### TASK DIRECTIONS
Write out the text below on NHS plans and health technology word for word, from "Technology will be" to "essential, everyday tool.".

### SUPPLIED PASSAGE

There is a new ten-year plan for the NHS. It will “focus efforts on preventing, as well as treating ill-health,” make “out of hospital care a much larger part of what the NHS does,” and “upgrade technology and digitally enabled care.”

Are we talking about the 10-Year Health Plan that will be published next summer? Yes and no. These quotes come from the NHS Plan in 2000, the Five Year Forward View in 2014, and the NHS Long Term Plan in 2019.

However, they closely mirror the three shifts the present government wants to see – from hospital to community, treatment to prevention, and analogue to digital. If these three shifts are not new, then the question is: how do we make them a reality this time?

Technology will be an essential part of the answer, but we need to think new things for that to happen. We need to ensure that technology is not seen as a ‘nice to have’ or an ‘enabler’ of change but as an essential, everyday tool.

And we need a shift in mindset as to what that technology looks like so that we can move away from time and capital-intensive IT programmes and adopt revenue-funded, zero-footprint platforms that drive efficient, high-quality pathways that work for clinicians and patients alike.

Hospital to community

How does this work in practice? Consider the ‘left shift’ from hospital to community and primary care settings. This can deliver many patient benefits, including faster care access and reduced travel times and costs.

However, it will generally be more efficient for clinical expertise to remain in acute settings, serving larger populations. So, the key is to get the mix right, and to move aspects of the pathway, rather than the whole pathway, into the community.

Tele-dermatology is a great example of how this can be done. Diagnostic-quality photographs of skin problems can be taken in skin hubs or community diagnostic centres and sent for expert review, after which the patient can be reassured and discharged, or referred for specialist care.

[Document layout detection data]
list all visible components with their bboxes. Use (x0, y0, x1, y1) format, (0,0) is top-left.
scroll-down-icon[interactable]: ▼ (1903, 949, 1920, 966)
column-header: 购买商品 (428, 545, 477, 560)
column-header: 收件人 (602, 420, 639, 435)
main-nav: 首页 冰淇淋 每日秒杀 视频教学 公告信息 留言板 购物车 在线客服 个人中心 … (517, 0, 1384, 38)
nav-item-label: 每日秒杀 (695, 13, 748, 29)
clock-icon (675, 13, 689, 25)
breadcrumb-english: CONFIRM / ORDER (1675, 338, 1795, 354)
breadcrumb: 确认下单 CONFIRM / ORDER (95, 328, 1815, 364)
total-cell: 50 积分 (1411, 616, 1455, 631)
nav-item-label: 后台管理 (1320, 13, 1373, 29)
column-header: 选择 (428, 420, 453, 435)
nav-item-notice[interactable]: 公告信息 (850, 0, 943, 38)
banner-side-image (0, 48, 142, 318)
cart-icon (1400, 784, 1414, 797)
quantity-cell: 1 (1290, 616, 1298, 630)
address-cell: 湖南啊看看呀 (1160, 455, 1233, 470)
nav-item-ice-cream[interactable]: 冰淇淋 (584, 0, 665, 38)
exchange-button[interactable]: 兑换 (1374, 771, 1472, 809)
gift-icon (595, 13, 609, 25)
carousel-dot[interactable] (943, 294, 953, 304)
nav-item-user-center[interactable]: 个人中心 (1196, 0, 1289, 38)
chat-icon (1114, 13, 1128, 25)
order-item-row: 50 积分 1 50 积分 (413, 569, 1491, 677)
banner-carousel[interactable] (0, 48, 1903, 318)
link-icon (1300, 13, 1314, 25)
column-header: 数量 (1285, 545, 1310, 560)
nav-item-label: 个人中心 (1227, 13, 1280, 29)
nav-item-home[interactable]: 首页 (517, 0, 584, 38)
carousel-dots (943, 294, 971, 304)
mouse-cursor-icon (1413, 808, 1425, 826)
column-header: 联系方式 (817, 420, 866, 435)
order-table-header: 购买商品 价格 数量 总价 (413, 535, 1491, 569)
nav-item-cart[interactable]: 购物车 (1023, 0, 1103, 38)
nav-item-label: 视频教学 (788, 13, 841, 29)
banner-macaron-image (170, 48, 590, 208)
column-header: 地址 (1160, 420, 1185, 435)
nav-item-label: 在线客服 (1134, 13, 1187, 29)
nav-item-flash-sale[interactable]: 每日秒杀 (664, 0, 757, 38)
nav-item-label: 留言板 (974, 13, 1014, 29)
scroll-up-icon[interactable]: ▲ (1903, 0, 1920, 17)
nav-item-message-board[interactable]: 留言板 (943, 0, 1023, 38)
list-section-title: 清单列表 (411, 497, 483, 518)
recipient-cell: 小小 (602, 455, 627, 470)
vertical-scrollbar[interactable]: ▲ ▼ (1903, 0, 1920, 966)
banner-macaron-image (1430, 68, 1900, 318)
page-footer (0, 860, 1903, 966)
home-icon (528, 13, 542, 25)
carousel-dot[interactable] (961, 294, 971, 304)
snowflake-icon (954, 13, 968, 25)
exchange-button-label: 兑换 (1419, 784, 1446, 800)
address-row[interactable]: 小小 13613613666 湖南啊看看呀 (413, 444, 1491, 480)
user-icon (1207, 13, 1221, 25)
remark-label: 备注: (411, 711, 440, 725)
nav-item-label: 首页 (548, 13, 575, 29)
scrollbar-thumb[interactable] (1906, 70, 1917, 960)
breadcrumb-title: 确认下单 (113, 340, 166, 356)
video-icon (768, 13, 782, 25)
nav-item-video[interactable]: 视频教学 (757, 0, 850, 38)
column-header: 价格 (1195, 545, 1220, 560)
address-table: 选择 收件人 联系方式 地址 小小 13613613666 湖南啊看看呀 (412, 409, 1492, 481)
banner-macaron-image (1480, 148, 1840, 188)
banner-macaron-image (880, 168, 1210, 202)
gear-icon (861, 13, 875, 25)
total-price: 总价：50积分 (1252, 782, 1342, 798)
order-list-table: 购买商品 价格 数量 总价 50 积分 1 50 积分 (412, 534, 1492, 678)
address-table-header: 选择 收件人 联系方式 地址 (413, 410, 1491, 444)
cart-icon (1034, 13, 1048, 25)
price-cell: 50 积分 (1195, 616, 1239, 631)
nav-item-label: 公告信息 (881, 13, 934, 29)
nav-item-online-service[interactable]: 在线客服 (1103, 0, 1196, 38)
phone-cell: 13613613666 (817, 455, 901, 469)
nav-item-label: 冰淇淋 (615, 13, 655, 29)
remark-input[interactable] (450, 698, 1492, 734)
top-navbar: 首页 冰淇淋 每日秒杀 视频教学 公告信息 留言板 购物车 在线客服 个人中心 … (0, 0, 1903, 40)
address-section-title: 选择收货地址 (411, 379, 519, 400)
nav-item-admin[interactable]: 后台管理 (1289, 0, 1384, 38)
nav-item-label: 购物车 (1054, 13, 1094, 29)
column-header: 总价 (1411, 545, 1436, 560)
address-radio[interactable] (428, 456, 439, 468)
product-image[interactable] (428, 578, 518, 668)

### RESULT FOR THIS TASK
Technology will be an essential part of the answer, but we need to think new things for that to happen. We need to ensure that technology is not seen as a ‘nice to have’ or an ‘enabler’ of change but as an essential, everyday tool.